* _PROBLEM_: The entries below contain pictures. Retype everything except those pictures, exactly as given.
** START OF DATA EXTRACT **
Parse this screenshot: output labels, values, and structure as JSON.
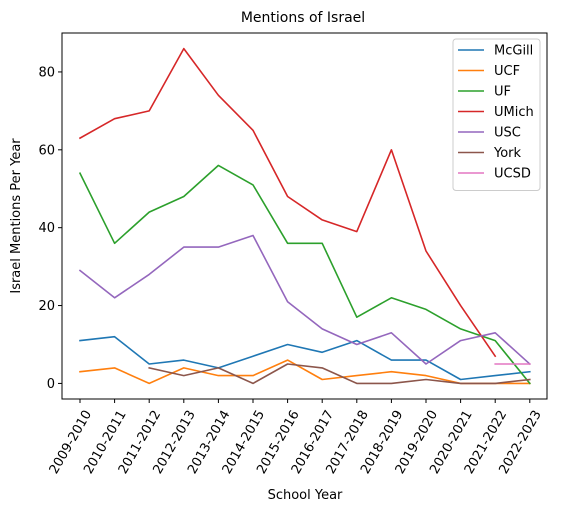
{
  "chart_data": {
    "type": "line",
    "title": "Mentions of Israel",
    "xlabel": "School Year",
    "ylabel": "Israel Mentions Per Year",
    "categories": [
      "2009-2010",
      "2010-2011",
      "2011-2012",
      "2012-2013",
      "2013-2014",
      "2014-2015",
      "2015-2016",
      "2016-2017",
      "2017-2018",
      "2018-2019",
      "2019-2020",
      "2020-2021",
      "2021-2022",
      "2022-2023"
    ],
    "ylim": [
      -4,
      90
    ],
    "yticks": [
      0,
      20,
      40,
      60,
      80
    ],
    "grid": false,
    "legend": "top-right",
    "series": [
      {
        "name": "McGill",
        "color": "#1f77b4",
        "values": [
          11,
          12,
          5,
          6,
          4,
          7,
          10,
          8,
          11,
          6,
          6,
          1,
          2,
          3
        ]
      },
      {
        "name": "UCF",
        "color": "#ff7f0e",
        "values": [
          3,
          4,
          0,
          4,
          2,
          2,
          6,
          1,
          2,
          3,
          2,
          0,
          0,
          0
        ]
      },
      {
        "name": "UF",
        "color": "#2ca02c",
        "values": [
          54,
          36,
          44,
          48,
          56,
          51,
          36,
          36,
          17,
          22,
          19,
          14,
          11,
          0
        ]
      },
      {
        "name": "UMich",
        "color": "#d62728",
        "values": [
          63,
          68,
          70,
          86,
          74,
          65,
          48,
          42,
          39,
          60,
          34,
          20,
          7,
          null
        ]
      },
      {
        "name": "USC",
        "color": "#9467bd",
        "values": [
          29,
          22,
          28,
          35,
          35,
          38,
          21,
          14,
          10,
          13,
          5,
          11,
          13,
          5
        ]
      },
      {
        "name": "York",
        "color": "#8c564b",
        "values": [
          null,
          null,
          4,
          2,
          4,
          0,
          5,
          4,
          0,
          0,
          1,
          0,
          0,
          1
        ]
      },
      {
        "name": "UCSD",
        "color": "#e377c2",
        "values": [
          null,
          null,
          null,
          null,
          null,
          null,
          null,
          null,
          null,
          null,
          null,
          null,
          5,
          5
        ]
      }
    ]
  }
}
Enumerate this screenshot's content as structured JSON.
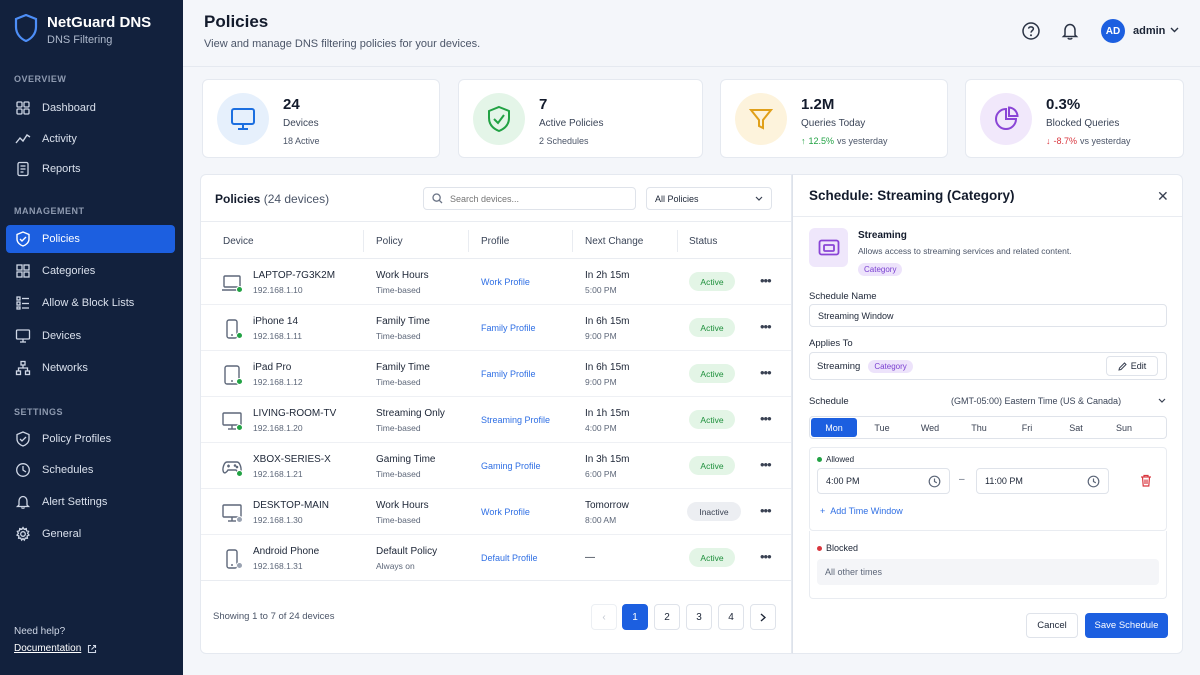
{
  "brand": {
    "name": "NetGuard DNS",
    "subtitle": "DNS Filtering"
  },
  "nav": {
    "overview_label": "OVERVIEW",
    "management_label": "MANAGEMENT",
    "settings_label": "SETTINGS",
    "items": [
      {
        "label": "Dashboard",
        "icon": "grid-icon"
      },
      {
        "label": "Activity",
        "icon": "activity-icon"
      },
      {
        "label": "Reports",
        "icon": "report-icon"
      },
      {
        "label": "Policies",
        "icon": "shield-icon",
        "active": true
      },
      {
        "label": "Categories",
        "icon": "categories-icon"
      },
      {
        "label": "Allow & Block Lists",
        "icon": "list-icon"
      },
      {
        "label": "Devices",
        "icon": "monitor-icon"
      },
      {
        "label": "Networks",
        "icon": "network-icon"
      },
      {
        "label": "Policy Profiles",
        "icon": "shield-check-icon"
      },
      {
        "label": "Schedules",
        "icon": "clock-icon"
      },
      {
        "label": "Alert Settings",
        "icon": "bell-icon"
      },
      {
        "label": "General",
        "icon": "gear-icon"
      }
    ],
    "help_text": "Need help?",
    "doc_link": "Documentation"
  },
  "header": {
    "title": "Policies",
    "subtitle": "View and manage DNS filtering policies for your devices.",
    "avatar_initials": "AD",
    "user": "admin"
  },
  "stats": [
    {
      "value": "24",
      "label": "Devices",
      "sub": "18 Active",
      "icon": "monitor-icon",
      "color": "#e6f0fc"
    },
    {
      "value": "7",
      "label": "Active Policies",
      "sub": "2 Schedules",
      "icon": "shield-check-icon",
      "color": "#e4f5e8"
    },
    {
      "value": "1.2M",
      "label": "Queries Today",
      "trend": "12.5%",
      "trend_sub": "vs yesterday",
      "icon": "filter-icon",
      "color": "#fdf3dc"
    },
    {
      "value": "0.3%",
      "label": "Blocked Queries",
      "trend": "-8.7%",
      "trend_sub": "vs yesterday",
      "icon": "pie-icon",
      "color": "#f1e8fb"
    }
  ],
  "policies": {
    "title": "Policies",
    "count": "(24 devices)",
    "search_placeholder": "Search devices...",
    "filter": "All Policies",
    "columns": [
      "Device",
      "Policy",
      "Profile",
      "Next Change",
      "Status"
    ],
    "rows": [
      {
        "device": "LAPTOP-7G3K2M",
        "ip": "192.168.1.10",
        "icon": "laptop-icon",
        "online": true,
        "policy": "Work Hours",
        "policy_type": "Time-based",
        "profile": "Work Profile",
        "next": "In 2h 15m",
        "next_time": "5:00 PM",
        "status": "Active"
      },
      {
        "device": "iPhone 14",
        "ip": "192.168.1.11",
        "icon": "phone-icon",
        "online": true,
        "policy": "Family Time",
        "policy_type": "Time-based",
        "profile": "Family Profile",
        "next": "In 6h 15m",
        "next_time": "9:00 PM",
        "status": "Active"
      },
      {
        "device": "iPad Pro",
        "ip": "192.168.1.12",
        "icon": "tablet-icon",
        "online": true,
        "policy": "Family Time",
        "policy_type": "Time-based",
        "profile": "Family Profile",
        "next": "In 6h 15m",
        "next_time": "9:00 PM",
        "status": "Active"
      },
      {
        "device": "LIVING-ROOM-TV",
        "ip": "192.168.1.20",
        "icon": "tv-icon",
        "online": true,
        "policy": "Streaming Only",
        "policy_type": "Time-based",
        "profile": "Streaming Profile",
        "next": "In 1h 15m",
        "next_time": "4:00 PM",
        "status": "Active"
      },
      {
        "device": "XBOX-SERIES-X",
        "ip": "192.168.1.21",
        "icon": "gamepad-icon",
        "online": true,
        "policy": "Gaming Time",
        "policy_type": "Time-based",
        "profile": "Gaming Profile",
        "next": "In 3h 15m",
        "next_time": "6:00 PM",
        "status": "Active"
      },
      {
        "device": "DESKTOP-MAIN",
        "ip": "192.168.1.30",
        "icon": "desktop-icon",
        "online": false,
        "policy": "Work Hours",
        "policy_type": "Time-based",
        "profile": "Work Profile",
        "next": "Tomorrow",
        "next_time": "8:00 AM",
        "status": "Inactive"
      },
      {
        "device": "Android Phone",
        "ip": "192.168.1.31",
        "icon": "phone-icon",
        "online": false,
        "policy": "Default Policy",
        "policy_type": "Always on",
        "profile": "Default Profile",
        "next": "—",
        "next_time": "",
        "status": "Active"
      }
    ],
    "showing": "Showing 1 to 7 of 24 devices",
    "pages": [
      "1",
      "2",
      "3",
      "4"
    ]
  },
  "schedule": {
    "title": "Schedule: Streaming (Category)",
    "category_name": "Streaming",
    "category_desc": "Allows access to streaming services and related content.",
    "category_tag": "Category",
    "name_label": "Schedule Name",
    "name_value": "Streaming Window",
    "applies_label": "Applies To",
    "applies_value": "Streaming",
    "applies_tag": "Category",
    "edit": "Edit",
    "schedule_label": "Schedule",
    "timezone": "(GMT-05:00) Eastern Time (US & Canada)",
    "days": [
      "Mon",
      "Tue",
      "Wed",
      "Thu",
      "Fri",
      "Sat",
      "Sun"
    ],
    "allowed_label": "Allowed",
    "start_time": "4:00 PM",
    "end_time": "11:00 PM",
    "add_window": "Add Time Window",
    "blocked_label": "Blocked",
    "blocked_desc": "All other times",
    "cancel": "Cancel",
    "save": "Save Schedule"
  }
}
** END OF DATA EXTRACT **
* _EXERCISE OUTPUT_:
Parse this screenshot: output labels, values, and structure as JSON.
{
  "chart_data": {
    "type": "line",
    "title": "Mentions of Israel",
    "xlabel": "School Year",
    "ylabel": "Israel Mentions Per Year",
    "categories": [
      "2009-2010",
      "2010-2011",
      "2011-2012",
      "2012-2013",
      "2013-2014",
      "2014-2015",
      "2015-2016",
      "2016-2017",
      "2017-2018",
      "2018-2019",
      "2019-2020",
      "2020-2021",
      "2021-2022",
      "2022-2023"
    ],
    "ylim": [
      -4,
      90
    ],
    "yticks": [
      0,
      20,
      40,
      60,
      80
    ],
    "grid": false,
    "legend": "top-right",
    "series": [
      {
        "name": "McGill",
        "color": "#1f77b4",
        "values": [
          11,
          12,
          5,
          6,
          4,
          7,
          10,
          8,
          11,
          6,
          6,
          1,
          2,
          3
        ]
      },
      {
        "name": "UCF",
        "color": "#ff7f0e",
        "values": [
          3,
          4,
          0,
          4,
          2,
          2,
          6,
          1,
          2,
          3,
          2,
          0,
          0,
          0
        ]
      },
      {
        "name": "UF",
        "color": "#2ca02c",
        "values": [
          54,
          36,
          44,
          48,
          56,
          51,
          36,
          36,
          17,
          22,
          19,
          14,
          11,
          0
        ]
      },
      {
        "name": "UMich",
        "color": "#d62728",
        "values": [
          63,
          68,
          70,
          86,
          74,
          65,
          48,
          42,
          39,
          60,
          34,
          20,
          7,
          null
        ]
      },
      {
        "name": "USC",
        "color": "#9467bd",
        "values": [
          29,
          22,
          28,
          35,
          35,
          38,
          21,
          14,
          10,
          13,
          5,
          11,
          13,
          5
        ]
      },
      {
        "name": "York",
        "color": "#8c564b",
        "values": [
          null,
          null,
          4,
          2,
          4,
          0,
          5,
          4,
          0,
          0,
          1,
          0,
          0,
          1
        ]
      },
      {
        "name": "UCSD",
        "color": "#e377c2",
        "values": [
          null,
          null,
          null,
          null,
          null,
          null,
          null,
          null,
          null,
          null,
          null,
          null,
          5,
          5
        ]
      }
    ]
  }
}
Enumerate this screenshot's content as structured JSON.
{
  "brand": {
    "name": "NetGuard DNS",
    "subtitle": "DNS Filtering"
  },
  "nav": {
    "overview_label": "OVERVIEW",
    "management_label": "MANAGEMENT",
    "settings_label": "SETTINGS",
    "items": [
      {
        "label": "Dashboard",
        "icon": "grid-icon"
      },
      {
        "label": "Activity",
        "icon": "activity-icon"
      },
      {
        "label": "Reports",
        "icon": "report-icon"
      },
      {
        "label": "Policies",
        "icon": "shield-icon",
        "active": true
      },
      {
        "label": "Categories",
        "icon": "categories-icon"
      },
      {
        "label": "Allow & Block Lists",
        "icon": "list-icon"
      },
      {
        "label": "Devices",
        "icon": "monitor-icon"
      },
      {
        "label": "Networks",
        "icon": "network-icon"
      },
      {
        "label": "Policy Profiles",
        "icon": "shield-check-icon"
      },
      {
        "label": "Schedules",
        "icon": "clock-icon"
      },
      {
        "label": "Alert Settings",
        "icon": "bell-icon"
      },
      {
        "label": "General",
        "icon": "gear-icon"
      }
    ],
    "help_text": "Need help?",
    "doc_link": "Documentation"
  },
  "header": {
    "title": "Policies",
    "subtitle": "View and manage DNS filtering policies for your devices.",
    "avatar_initials": "AD",
    "user": "admin"
  },
  "stats": [
    {
      "value": "24",
      "label": "Devices",
      "sub": "18 Active",
      "icon": "monitor-icon",
      "color": "#e6f0fc"
    },
    {
      "value": "7",
      "label": "Active Policies",
      "sub": "2 Schedules",
      "icon": "shield-check-icon",
      "color": "#e4f5e8"
    },
    {
      "value": "1.2M",
      "label": "Queries Today",
      "trend": "12.5%",
      "trend_sub": "vs yesterday",
      "icon": "filter-icon",
      "color": "#fdf3dc"
    },
    {
      "value": "0.3%",
      "label": "Blocked Queries",
      "trend": "-8.7%",
      "trend_sub": "vs yesterday",
      "icon": "pie-icon",
      "color": "#f1e8fb"
    }
  ],
  "policies": {
    "title": "Policies",
    "count": "(24 devices)",
    "search_placeholder": "Search devices...",
    "filter": "All Policies",
    "columns": [
      "Device",
      "Policy",
      "Profile",
      "Next Change",
      "Status"
    ],
    "rows": [
      {
        "device": "LAPTOP-7G3K2M",
        "ip": "192.168.1.10",
        "icon": "laptop-icon",
        "online": true,
        "policy": "Work Hours",
        "policy_type": "Time-based",
        "profile": "Work Profile",
        "next": "In 2h 15m",
        "next_time": "5:00 PM",
        "status": "Active"
      },
      {
        "device": "iPhone 14",
        "ip": "192.168.1.11",
        "icon": "phone-icon",
        "online": true,
        "policy": "Family Time",
        "policy_type": "Time-based",
        "profile": "Family Profile",
        "next": "In 6h 15m",
        "next_time": "9:00 PM",
        "status": "Active"
      },
      {
        "device": "iPad Pro",
        "ip": "192.168.1.12",
        "icon": "tablet-icon",
        "online": true,
        "policy": "Family Time",
        "policy_type": "Time-based",
        "profile": "Family Profile",
        "next": "In 6h 15m",
        "next_time": "9:00 PM",
        "status": "Active"
      },
      {
        "device": "LIVING-ROOM-TV",
        "ip": "192.168.1.20",
        "icon": "tv-icon",
        "online": true,
        "policy": "Streaming Only",
        "policy_type": "Time-based",
        "profile": "Streaming Profile",
        "next": "In 1h 15m",
        "next_time": "4:00 PM",
        "status": "Active"
      },
      {
        "device": "XBOX-SERIES-X",
        "ip": "192.168.1.21",
        "icon": "gamepad-icon",
        "online": true,
        "policy": "Gaming Time",
        "policy_type": "Time-based",
        "profile": "Gaming Profile",
        "next": "In 3h 15m",
        "next_time": "6:00 PM",
        "status": "Active"
      },
      {
        "device": "DESKTOP-MAIN",
        "ip": "192.168.1.30",
        "icon": "desktop-icon",
        "online": false,
        "policy": "Work Hours",
        "policy_type": "Time-based",
        "profile": "Work Profile",
        "next": "Tomorrow",
        "next_time": "8:00 AM",
        "status": "Inactive"
      },
      {
        "device": "Android Phone",
        "ip": "192.168.1.31",
        "icon": "phone-icon",
        "online": false,
        "policy": "Default Policy",
        "policy_type": "Always on",
        "profile": "Default Profile",
        "next": "—",
        "next_time": "",
        "status": "Active"
      }
    ],
    "showing": "Showing 1 to 7 of 24 devices",
    "pages": [
      "1",
      "2",
      "3",
      "4"
    ]
  },
  "schedule": {
    "title": "Schedule: Streaming (Category)",
    "category_name": "Streaming",
    "category_desc": "Allows access to streaming services and related content.",
    "category_tag": "Category",
    "name_label": "Schedule Name",
    "name_value": "Streaming Window",
    "applies_label": "Applies To",
    "applies_value": "Streaming",
    "applies_tag": "Category",
    "edit": "Edit",
    "schedule_label": "Schedule",
    "timezone": "(GMT-05:00) Eastern Time (US & Canada)",
    "days": [
      "Mon",
      "Tue",
      "Wed",
      "Thu",
      "Fri",
      "Sat",
      "Sun"
    ],
    "allowed_label": "Allowed",
    "start_time": "4:00 PM",
    "end_time": "11:00 PM",
    "add_window": "Add Time Window",
    "blocked_label": "Blocked",
    "blocked_desc": "All other times",
    "cancel": "Cancel",
    "save": "Save Schedule"
  }
}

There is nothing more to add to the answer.